George A. Manfredi, Andrew S. Rotter, Johnson, Manfredi & Thorpe, Los Angeles, Cal., for defendant Geothermal Resources Intern., Inc.
Stephen A. Million, Brobeck, Phleger & Harrison, San Francisco, Cal., for defendants Pacific Energy Corp. and John S. Callon.

ORDER
LYNCH, District Judge.
This order discusses defendants' motion for summary judgment regarding plaintiff's claims of antitrust violations only. As will be more fully discussed, plaintiff's motion for partial summary judgment will be decided at a later time if it remains relevant. Upon review of the voluminous materials filed in this case and the argument of counsel, this Court grants defendants' motion in part and denies the motion in part.
The Court finds that, as a matter of law, plaintiff cannot establish a per se violation of section 1 of the Sherman Act. The issue of whether defendants' conduct violates section 1 under the rule of reason analysis is severed for prompt trial by this Court. The outcome of the trial on this sole issue will then determine whether the conspiracy and section 2 allegations will be tried. The Court has set a status conference for Tuesday, June 21, 1983 at 9:15 a.m. so that a date can be set for the trial of this severed issue.
The case concerns a factual situation involving a complicated relationship among the parties. Plaintiff is a corporation controlled by Ronald C. Dick (Dick). In 1964, Dick acquired a lease with an option to purchase 1,100 acres of land in Sonoma County. In 1979, plaintiff exercised its option to purchase the property and is now the sole owner.
The facts will be discussed more fully throughout the Order as they become relevant. At this point, it is sufficient to note that since 1966 five different entities have, through sublease or assignment, controlled the steam development of the property. All are named as defendants along with Hughes Aircraft Co. and three individuals.
*1107 At issue is plaintiff's private antitrust action seeking treble damages arising from an alleged conspiracy to suppress the production of geothermal steam on plaintiff's property.[1] Plaintiff contends that this alleged conspiracy effected the unit and total price of steam; the price for steam lands; and the competitive process for the exploration, development and production of steam on plaintiff's property, within one and one-half miles of plaintiff's property, and in the Geyser Area generally. Plaintiff further argues that the objectives of this alleged conspiracy were to effect the price of steam lands in the Geyser Area, to limit the development of steam on plaintiff's property in an attempt to gain control of production in the Area and to force plaintiff to sell his land at substantially below its true market value.
Plaintiff contends that its numerous allegations set forth an unreasonable restraint of trade in violation of section 1 of the Sherman Act. Plaintiff further argues that this same conduct constitutes monopolization, an attempt to monopolize, and a conspiracy to monopolize, in violation of section 2 of the Sherman Act.

(Dataset section):
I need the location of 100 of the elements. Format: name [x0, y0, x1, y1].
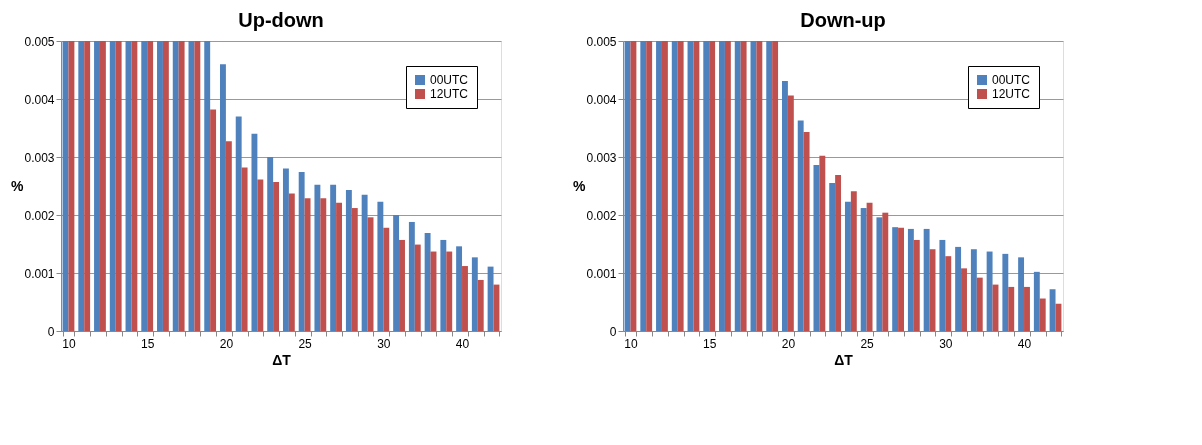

(Written task): Write the next part of the court order on the geothermal steam antitrust claims, starting right after its last sentence.

(The reply):
Summary Judgment
It is axiomatic that summary judgment should be used sparingly in antitrust cases. Poller v. Columbia Broadcasting System, 368 U.S. 464, 473, 82 S. Ct. 486, 491, 7 L. Ed. 2d 458 (1962); Blair Foods, Inc. v. Ranchers Cotton Oil, 610 F.2d 665, 668 (9th Cir.1980). Summary judgment, however, does have a place in antitrust litigation and, if the moving party meets its burden, the opposing party cannot defeat a summary judgment motion without significant probative evidence supporting the complaint. Mutual Fund Investors, Inc. v. Putnam Management Co., Inc., 553 F.2d 620, 624 (9th Cir.1977). See also Ron Tonkin Gran Turismo v. Fiat Distributors, 637 F.2d 1376, 1381 (9th Cir.), cert. denied, 454 U.S. 831, 102 S. Ct. 128, 70 L. Ed. 2d 109 (1981). As this circuit has explained,
To hold otherwise would give free rein to any plaintiff who can draft an antitrust complaint capable of withstanding a motion to dismiss to go to trial with only a wing and a prayer supporting his well drafted complaint.
Mutual Fund, supra, 553 F.2d at 624.
It is within this context that this Court evaluates plaintiff's antitrust allegations and defendants' summary judgment motion thereto.

SECTION ONE

Per Se
Through experience it has been shown "that there are certain agreements or practices which because of their pernicious effect on competition and lack of any redeeming virtue ... [can be] conclusively presumed to be unreasonable and therefore illegal...." Northern Pacific Railway Co. v. United States, 356 U.S. 1, 5, 78 S. Ct. 514, 518, 2 L. Ed. 2d 545 (1958). Such limited situations are deemed to constitute per se violations of the Sherman Act; once the conduct is proved, an anticompetitive effect on competition is presumed. Ron Tonkin, supra, 637 F.2d at 1387; see United States v. National Ass'n of Broadcasters, 536 F. Supp. 149, 155 (D.D.C.1982).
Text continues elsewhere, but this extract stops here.